* Begin STORED RECORDS *
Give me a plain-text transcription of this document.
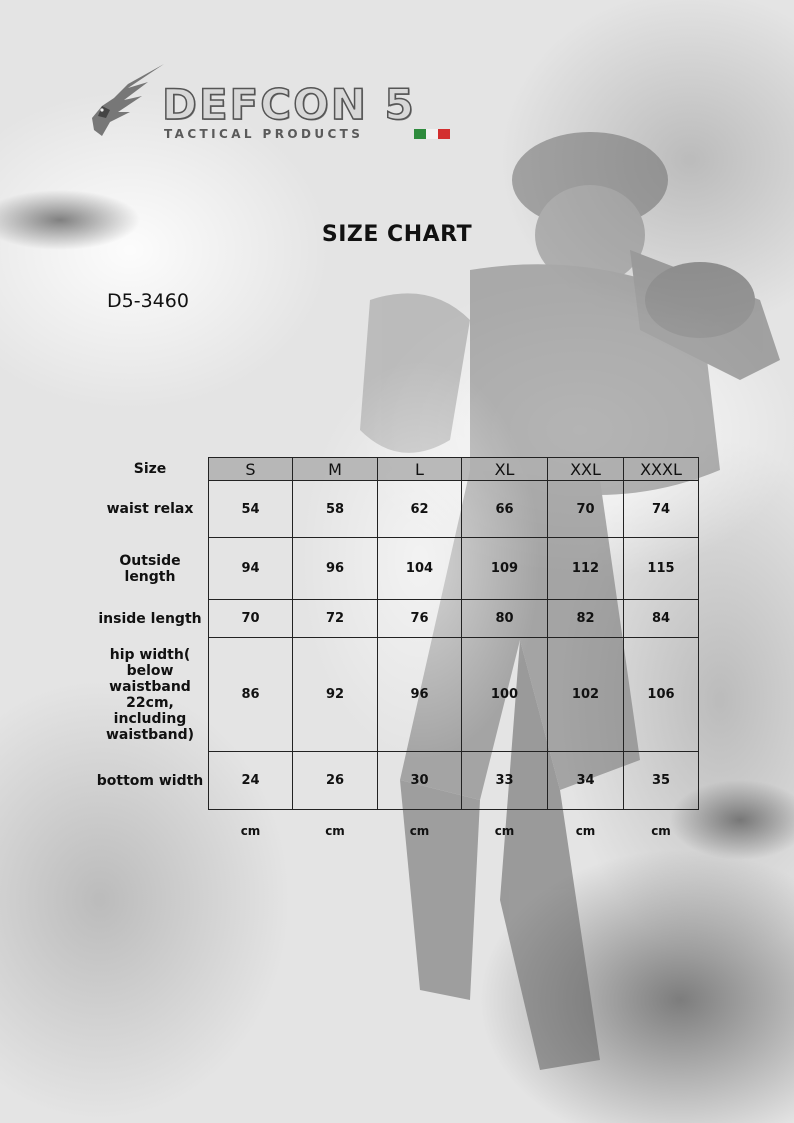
DEFCON 5
TACTICAL PRODUCTS
SIZE CHART
D5-3460
Size	S	M	L	XL	XXL	XXXL
waist relax	54	58	62	66	70	74
Outside length	94	96	104	109	112	115
inside length	70	72	76	80	82	84
hip width( below waistband 22cm, including waistband)	86	92	96	100	102	106
bottom width	24	26	30	33	34	35
	cm	cm	cm	cm	cm	cm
* End STORED RECORDS *
* _EXERCISE BRIEF_
What you return should match the records above word for word, minus the pictures.

* _THE RESULT_
Give me a plain-text transcription of this document.
DEFCON 5
TACTICAL PRODUCTS
SIZE CHART
D5-3460
Size	S	M	L	XL	XXL	XXXL
waist relax	54	58	62	66	70	74
Outside length	94	96	104	109	112	115
inside length	70	72	76	80	82	84
hip width( below waistband 22cm, including waistband)	86	92	96	100	102	106
bottom width	24	26	30	33	34	35
	cm	cm	cm	cm	cm	cm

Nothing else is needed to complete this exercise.